__Input rows__
^^^^

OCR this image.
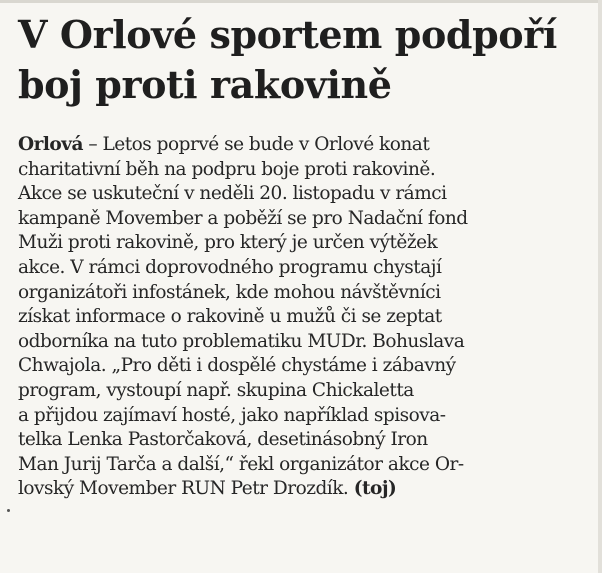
V Orlové sportem podpoří
boj proti rakovině
Orlová – Letos poprvé se bude v Orlové konat
charitativní běh na podpru boje proti rakovině.
Akce se uskuteční v neděli 20. listopadu v rámci
kampaně Movember a poběží se pro Nadační fond
Muži proti rakovině, pro který je určen výtěžek
akce. V rámci doprovodného programu chystají
organizátoři infostánek, kde mohou návštěvníci
získat informace o rakovině u mužů či se zeptat
odborníka na tuto problematiku MUDr. Bohuslava
Chwajola. „Pro děti i dospělé chystáme i zábavný
program, vystoupí např. skupina Chickaletta
a přijdou zajímaví hosté, jako například spisova-
telka Lenka Pastorčaková, desetinásobný Iron
Man Jurij Tarča a další,“ řekl organizátor akce Or-
lovský Movember RUN Petr Drozdík. (toj)
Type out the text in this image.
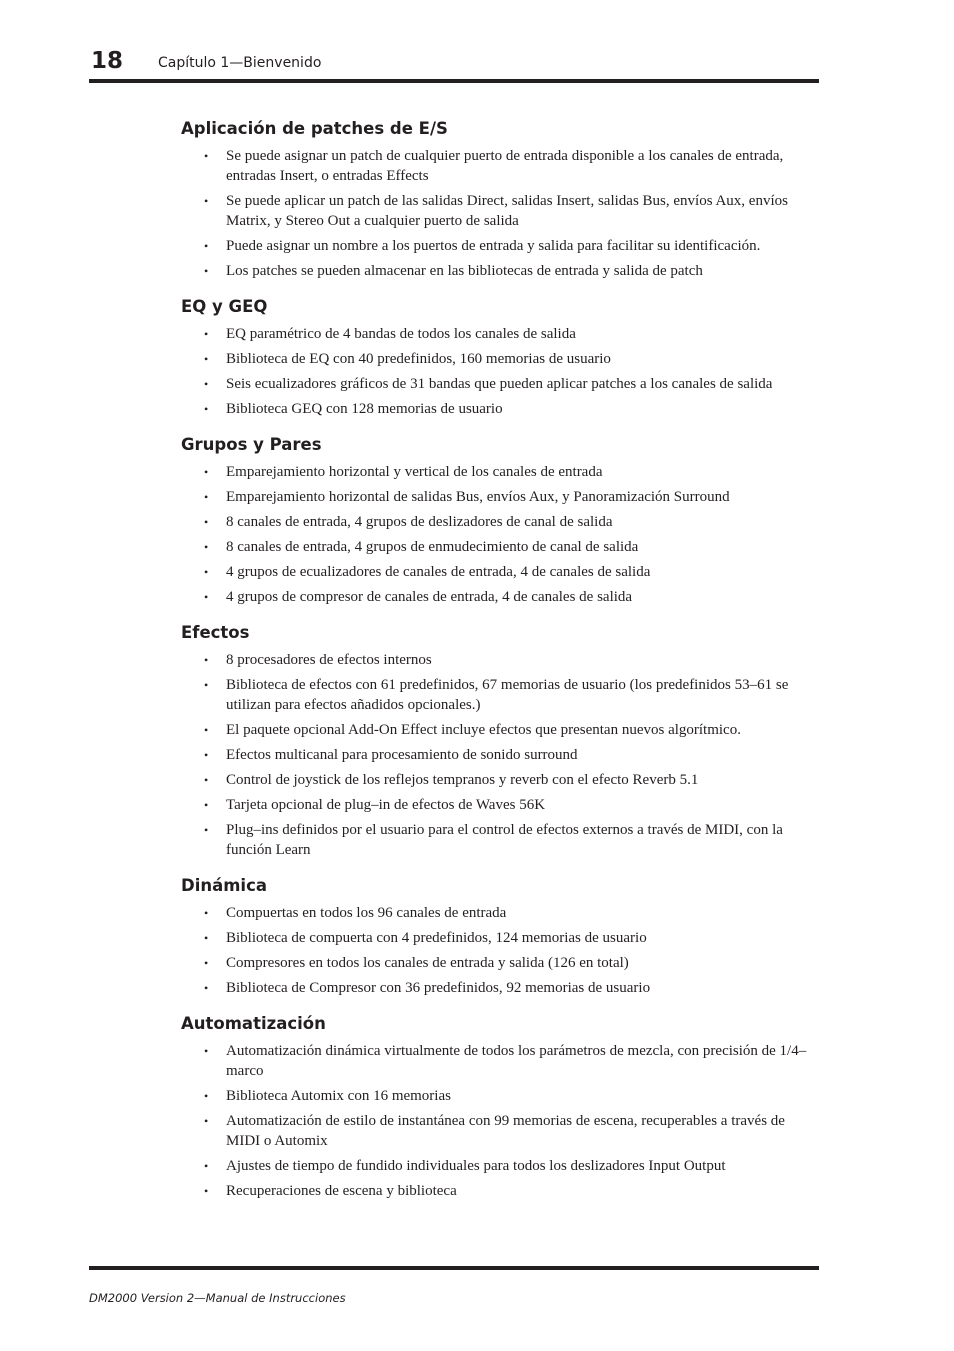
18 Capítulo 1—Bienvenido
Aplicación de patches de E/S
• Se puede asignar un patch de cualquier puerto de entrada disponible a los canales de entrada, entradas Insert, o entradas Effects
• Se puede aplicar un patch de las salidas Direct, salidas Insert, salidas Bus, envíos Aux, envíos Matrix, y Stereo Out a cualquier puerto de salida
• Puede asignar un nombre a los puertos de entrada y salida para facilitar su identificación.
• Los patches se pueden almacenar en las bibliotecas de entrada y salida de patch
EQ y GEQ
• EQ paramétrico de 4 bandas de todos los canales de salida
• Biblioteca de EQ con 40 predefinidos, 160 memorias de usuario
• Seis ecualizadores gráficos de 31 bandas que pueden aplicar patches a los canales de salida
• Biblioteca GEQ con 128 memorias de usuario
Grupos y Pares
• Emparejamiento horizontal y vertical de los canales de entrada
• Emparejamiento horizontal de salidas Bus, envíos Aux, y Panoramización Surround
• 8 canales de entrada, 4 grupos de deslizadores de canal de salida
• 8 canales de entrada, 4 grupos de enmudecimiento de canal de salida
• 4 grupos de ecualizadores de canales de entrada, 4 de canales de salida
• 4 grupos de compresor de canales de entrada, 4 de canales de salida
Efectos
• 8 procesadores de efectos internos
• Biblioteca de efectos con 61 predefinidos, 67 memorias de usuario (los predefinidos 53–61 se utilizan para efectos añadidos opcionales.)
• El paquete opcional Add-On Effect incluye efectos que presentan nuevos algorítmico.
• Efectos multicanal para procesamiento de sonido surround
• Control de joystick de los reflejos tempranos y reverb con el efecto Reverb 5.1
• Tarjeta opcional de plug–in de efectos de Waves 56K
• Plug–ins definidos por el usuario para el control de efectos externos a través de MIDI, con la función Learn
Dinámica
• Compuertas en todos los 96 canales de entrada
• Biblioteca de compuerta con 4 predefinidos, 124 memorias de usuario
• Compresores en todos los canales de entrada y salida (126 en total)
• Biblioteca de Compresor con 36 predefinidos, 92 memorias de usuario
Automatización
• Automatización dinámica virtualmente de todos los parámetros de mezcla, con precisión de 1/4–marco
• Biblioteca Automix con 16 memorias
• Automatización de estilo de instantánea con 99 memorias de escena, recuperables a través de MIDI o Automix
• Ajustes de tiempo de fundido individuales para todos los deslizadores Input Output
• Recuperaciones de escena y biblioteca
DM2000 Version 2—Manual de Instrucciones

^^^^

In the entries above, identify every line with the word "Movember". Copy those lines.

kampaně Movember a poběží se pro Nadační fond
lovský Movember RUN Petr Drozdík. (toj)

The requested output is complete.